┏━━

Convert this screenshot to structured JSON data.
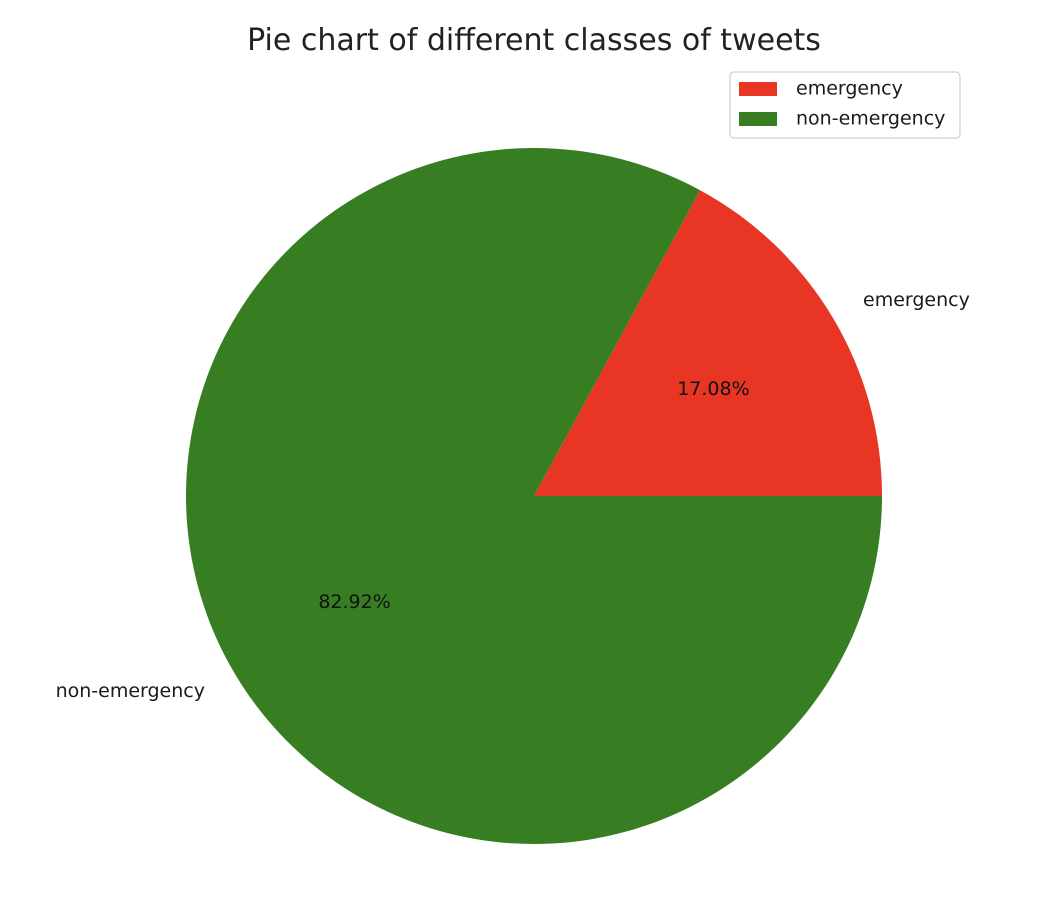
{
  "chart_data": {
    "type": "pie",
    "title": "Pie chart of different classes of tweets",
    "slices": [
      {
        "label": "emergency",
        "value": 17.08,
        "pct_label": "17.08%",
        "color": "#e83524"
      },
      {
        "label": "non-emergency",
        "value": 82.92,
        "pct_label": "82.92%",
        "color": "#377e22"
      }
    ],
    "legend": {
      "position": "top-right",
      "entries": [
        "emergency",
        "non-emergency"
      ]
    }
  }
}
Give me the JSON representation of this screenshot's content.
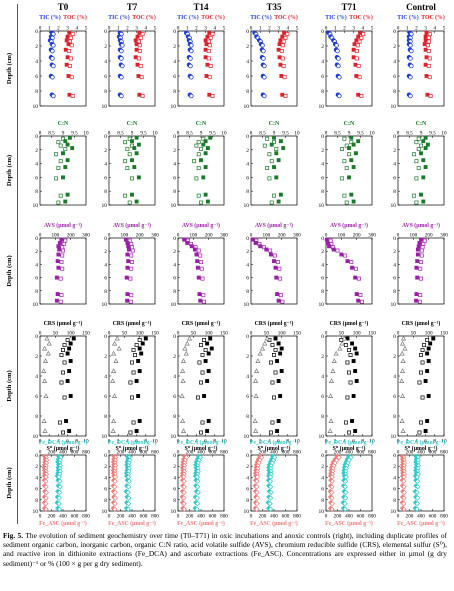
{
  "figure": {
    "columns": [
      "T0",
      "T7",
      "T14",
      "T35",
      "T71",
      "Control"
    ],
    "caption": {
      "label": "Fig. 5.",
      "text": "The evolution of sediment geochemistry over time (T0–T71) in oxic incubations and anoxic controls (right), including duplicate profiles of sediment organic carbon, inorganic carbon, organic C:N ratio, acid volatile sulfide (AVS), chromium reducible sulfide (CRS), elemental sulfur (S⁰), and reactive iron in dithionite extractions (Fe_DCA) and ascorbate extractions (Fe_ASC). Concentrations are expressed either in µmol (g dry sediment)⁻¹ or % (100 × g per g dry sediment)."
    },
    "y_axis_label": "Depth (cm)",
    "colors": {
      "tic": "#1f3ed6",
      "toc": "#e0202a",
      "cn": "#1a7a2a",
      "avs": "#9b1fa8",
      "crs": "#000000",
      "s0": "#777777",
      "fe_dca": "#2ec9c9",
      "fe_asc": "#f07a7a"
    }
  },
  "chart_data": [
    {
      "type": "scatter",
      "row": "carbon",
      "top_labels": [
        "TIC (%)",
        "TOC (%)"
      ],
      "xticks": [
        "0",
        "1",
        "2",
        "3",
        "4",
        "5"
      ],
      "xlim": [
        0,
        5
      ],
      "ylim": [
        0,
        10
      ],
      "yticks": [
        "0",
        "2",
        "4",
        "6",
        "8",
        "10"
      ],
      "depths": [
        0.25,
        0.75,
        1.25,
        1.75,
        2.5,
        3.5,
        4.5,
        6,
        8.5
      ],
      "profiles": {
        "T0": {
          "TIC": [
            1.3,
            1.2,
            1.1,
            1.3,
            1.2,
            1.2,
            1.3,
            1.2,
            1.3
          ],
          "TOC": [
            3.2,
            3.0,
            2.9,
            3.1,
            2.8,
            3.0,
            2.9,
            3.1,
            3.2
          ]
        },
        "T7": {
          "TIC": [
            1.2,
            1.1,
            1.2,
            1.3,
            1.2,
            1.2,
            1.3,
            1.2,
            1.2
          ],
          "TOC": [
            3.3,
            3.1,
            2.9,
            3.0,
            3.0,
            2.9,
            3.1,
            3.2,
            3.3
          ]
        },
        "T14": {
          "TIC": [
            0.9,
            1.1,
            1.2,
            1.3,
            1.3,
            1.2,
            1.2,
            1.3,
            1.3
          ],
          "TOC": [
            3.4,
            3.2,
            3.0,
            3.1,
            3.0,
            3.0,
            3.2,
            3.1,
            3.4
          ]
        },
        "T35": {
          "TIC": [
            0.4,
            0.6,
            0.9,
            1.1,
            1.2,
            1.2,
            1.3,
            1.3,
            1.3
          ],
          "TOC": [
            3.6,
            3.4,
            3.2,
            3.1,
            3.0,
            3.1,
            3.2,
            3.3,
            3.4
          ]
        },
        "T71": {
          "TIC": [
            0.3,
            0.5,
            0.8,
            1.0,
            1.1,
            1.2,
            1.2,
            1.3,
            1.3
          ],
          "TOC": [
            3.7,
            3.5,
            3.3,
            3.1,
            3.0,
            3.0,
            3.2,
            3.3,
            3.5
          ]
        },
        "Control": {
          "TIC": [
            1.3,
            1.2,
            1.2,
            1.2,
            1.3,
            1.2,
            1.3,
            1.2,
            1.2
          ],
          "TOC": [
            3.1,
            3.0,
            3.0,
            2.9,
            3.0,
            3.1,
            3.0,
            3.1,
            3.2
          ]
        }
      }
    },
    {
      "type": "scatter",
      "row": "cn",
      "top_labels": [
        "C:N"
      ],
      "xticks": [
        "8",
        "8.5",
        "9",
        "9.5",
        "10"
      ],
      "xlim": [
        8,
        10
      ],
      "ylim": [
        0,
        10
      ],
      "yticks": [
        "0",
        "2",
        "4",
        "6",
        "8",
        "10"
      ],
      "depths": [
        0.25,
        0.75,
        1.25,
        1.75,
        2.5,
        3.5,
        4.5,
        6,
        8.5,
        9.5
      ],
      "profiles": {
        "T0": [
          9.3,
          9.1,
          9.2,
          9.4,
          9.0,
          9.2,
          9.1,
          9.0,
          9.2,
          9.1
        ],
        "T7": [
          9.2,
          9.0,
          9.3,
          9.1,
          9.2,
          9.0,
          9.1,
          9.3,
          9.0,
          9.2
        ],
        "T14": [
          9.4,
          9.2,
          9.1,
          9.3,
          9.2,
          9.0,
          9.2,
          9.1,
          9.2,
          9.3
        ],
        "T35": [
          9.0,
          9.3,
          8.9,
          9.4,
          9.1,
          9.2,
          9.0,
          9.1,
          9.3,
          9.2
        ],
        "T71": [
          9.1,
          9.4,
          9.2,
          9.0,
          9.3,
          9.1,
          9.2,
          9.0,
          9.1,
          9.2
        ],
        "Control": [
          9.2,
          9.1,
          9.3,
          9.2,
          9.0,
          9.1,
          9.2,
          9.1,
          9.0,
          9.1
        ]
      }
    },
    {
      "type": "scatter",
      "row": "avs",
      "top_labels": [
        "AVS (µmol g⁻¹)"
      ],
      "xticks": [
        "0",
        "100",
        "200",
        "300"
      ],
      "xlim": [
        0,
        300
      ],
      "ylim": [
        0,
        10
      ],
      "yticks": [
        "0",
        "2",
        "4",
        "6",
        "8",
        "10"
      ],
      "depths": [
        0.25,
        0.75,
        1.25,
        1.75,
        2.5,
        3.5,
        4.5,
        6,
        8.5,
        9.5
      ],
      "profiles": {
        "T0": [
          140,
          130,
          120,
          125,
          120,
          115,
          120,
          110,
          115,
          110
        ],
        "T7": [
          110,
          120,
          125,
          130,
          120,
          125,
          120,
          115,
          120,
          118
        ],
        "T14": [
          40,
          60,
          90,
          110,
          120,
          125,
          130,
          135,
          140,
          145
        ],
        "T35": [
          10,
          30,
          60,
          100,
          130,
          150,
          160,
          165,
          170,
          180
        ],
        "T71": [
          5,
          10,
          20,
          50,
          100,
          140,
          170,
          190,
          200,
          210
        ],
        "Control": [
          150,
          140,
          135,
          130,
          130,
          125,
          120,
          125,
          120,
          118
        ]
      }
    },
    {
      "type": "scatter",
      "row": "sulfur",
      "top_labels": [
        "CRS (µmol g⁻¹)",
        "S⁰ (µmol g⁻¹)"
      ],
      "xticks_top": [
        "0",
        "50",
        "100",
        "150"
      ],
      "xticks_bottom": [
        "0",
        "2",
        "4",
        "6",
        "8",
        "10"
      ],
      "xlim_top": [
        0,
        150
      ],
      "xlim_bottom": [
        0,
        10
      ],
      "ylim": [
        0,
        10
      ],
      "yticks": [
        "0",
        "2",
        "4",
        "6",
        "8",
        "10"
      ],
      "depths": [
        0.25,
        0.75,
        1.25,
        1.75,
        2.5,
        3.5,
        4.5,
        6,
        8.5,
        9.5
      ],
      "profiles": {
        "T0": {
          "CRS": [
            110,
            100,
            95,
            90,
            100,
            95,
            90,
            100,
            85,
            95
          ],
          "S0": [
            1.5,
            2.0,
            1.0,
            1.8,
            1.2,
            0.8,
            1.0,
            1.3,
            0.9,
            1.1
          ]
        },
        "T7": {
          "CRS": [
            120,
            110,
            100,
            105,
            95,
            100,
            90,
            95,
            100,
            90
          ],
          "S0": [
            1.8,
            1.2,
            2.2,
            1.0,
            1.5,
            1.0,
            0.8,
            1.2,
            1.0,
            0.9
          ]
        },
        "T14": {
          "CRS": [
            105,
            95,
            110,
            100,
            90,
            100,
            95,
            85,
            100,
            95
          ],
          "S0": [
            2.5,
            2.0,
            1.5,
            1.8,
            1.2,
            1.0,
            1.1,
            0.9,
            1.0,
            1.2
          ]
        },
        "T35": {
          "CRS": [
            80,
            90,
            100,
            95,
            85,
            100,
            90,
            95,
            90,
            85
          ],
          "S0": [
            3.5,
            3.0,
            2.5,
            2.0,
            1.5,
            1.2,
            1.0,
            1.1,
            0.9,
            1.0
          ]
        },
        "T71": {
          "CRS": [
            70,
            85,
            95,
            100,
            90,
            95,
            100,
            90,
            85,
            95
          ],
          "S0": [
            4.0,
            3.5,
            3.0,
            2.2,
            1.8,
            1.5,
            1.2,
            1.0,
            1.1,
            0.9
          ]
        },
        "Control": {
          "CRS": [
            115,
            105,
            100,
            95,
            100,
            95,
            90,
            100,
            95,
            90
          ],
          "S0": [
            1.2,
            1.0,
            1.5,
            0.9,
            1.1,
            1.0,
            0.8,
            1.0,
            0.9,
            1.1
          ]
        }
      }
    },
    {
      "type": "scatter",
      "row": "iron",
      "top_labels": [
        "Fe_DCA (µmol g⁻¹)"
      ],
      "bottom_labels": [
        "Fe_ASC (µmol g⁻¹)"
      ],
      "xticks": [
        "0",
        "200",
        "400",
        "600",
        "800"
      ],
      "xlim": [
        0,
        800
      ],
      "ylim": [
        0,
        10
      ],
      "yticks": [
        "0",
        "2",
        "4",
        "6",
        "8",
        "10"
      ],
      "depths": [
        0.25,
        0.75,
        1.25,
        1.75,
        2.25,
        2.75,
        3.25,
        3.75,
        4.5,
        5.5,
        6.5,
        7.5,
        8.5,
        9.5
      ],
      "profiles": {
        "T0": {
          "DCA": [
            330,
            320,
            310,
            325,
            315,
            320,
            310,
            300,
            315,
            320,
            310,
            305,
            300,
            310
          ],
          "ASC": [
            80,
            90,
            85,
            80,
            75,
            80,
            85,
            80,
            75,
            80,
            85,
            80,
            75,
            80
          ]
        },
        "T7": {
          "DCA": [
            320,
            330,
            315,
            310,
            320,
            315,
            305,
            310,
            320,
            310,
            300,
            315,
            310,
            305
          ],
          "ASC": [
            90,
            85,
            80,
            85,
            80,
            75,
            80,
            85,
            80,
            75,
            80,
            85,
            80,
            75
          ]
        },
        "T14": {
          "DCA": [
            360,
            340,
            320,
            310,
            315,
            320,
            310,
            305,
            315,
            310,
            320,
            305,
            310,
            300
          ],
          "ASC": [
            120,
            100,
            90,
            85,
            80,
            85,
            80,
            75,
            80,
            85,
            80,
            75,
            80,
            85
          ]
        },
        "T35": {
          "DCA": [
            380,
            360,
            340,
            320,
            310,
            315,
            320,
            310,
            305,
            310,
            320,
            310,
            300,
            310
          ],
          "ASC": [
            160,
            130,
            110,
            95,
            90,
            85,
            80,
            85,
            80,
            75,
            80,
            85,
            80,
            75
          ]
        },
        "T71": {
          "DCA": [
            400,
            370,
            350,
            330,
            320,
            315,
            310,
            320,
            310,
            305,
            315,
            310,
            300,
            305
          ],
          "ASC": [
            200,
            160,
            130,
            110,
            95,
            90,
            85,
            80,
            85,
            80,
            75,
            80,
            85,
            80
          ]
        },
        "Control": {
          "DCA": [
            315,
            320,
            310,
            325,
            315,
            310,
            320,
            305,
            310,
            315,
            300,
            310,
            305,
            300
          ],
          "ASC": [
            75,
            80,
            85,
            80,
            75,
            80,
            85,
            80,
            75,
            80,
            85,
            80,
            75,
            80
          ]
        }
      }
    }
  ]
}
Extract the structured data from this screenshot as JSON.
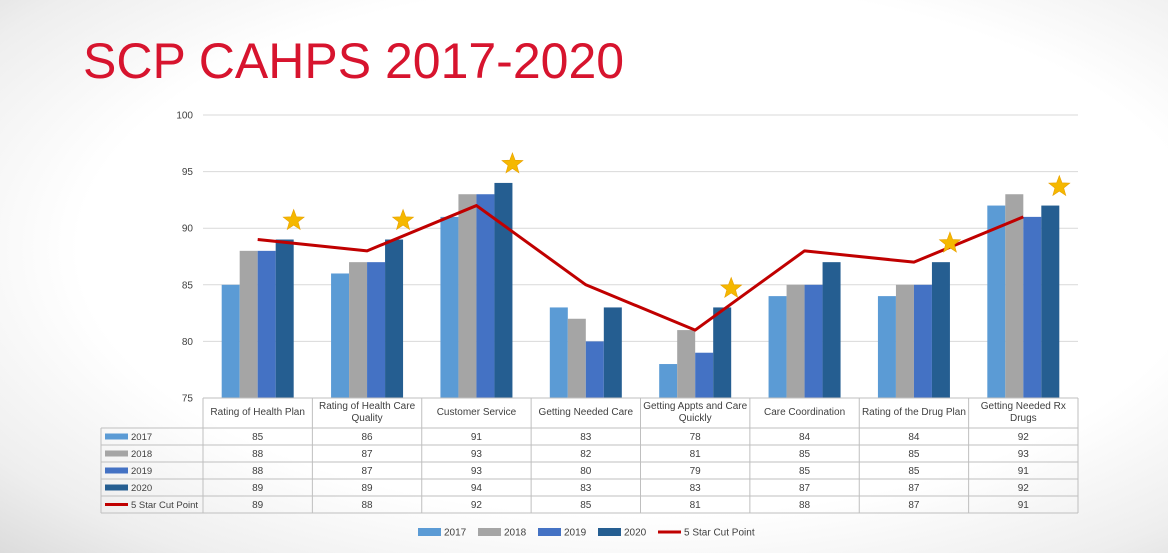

┗━━

- [Stated exercise]: Find each line holding the string "sulfur" and copy it out.

- [Solution to the problem]:
      "text": "The evolution of sediment geochemistry over time (T0–T71) in oxic incubations and anoxic controls (right), including duplicate profiles of sediment organic carbon, inorganic carbon, organic C:N ratio, acid volatile sulfide (AVS), chromium reducible sulfide (CRS), elemental sulfur (S⁰), and reactive iron in dithionite extractions (Fe_DCA) and ascorbate extractions (Fe_ASC). Concentrations are expressed either in µmol (g dry sediment)⁻¹ or % (100 × g per g dry sediment)."
      "row": "sulfur",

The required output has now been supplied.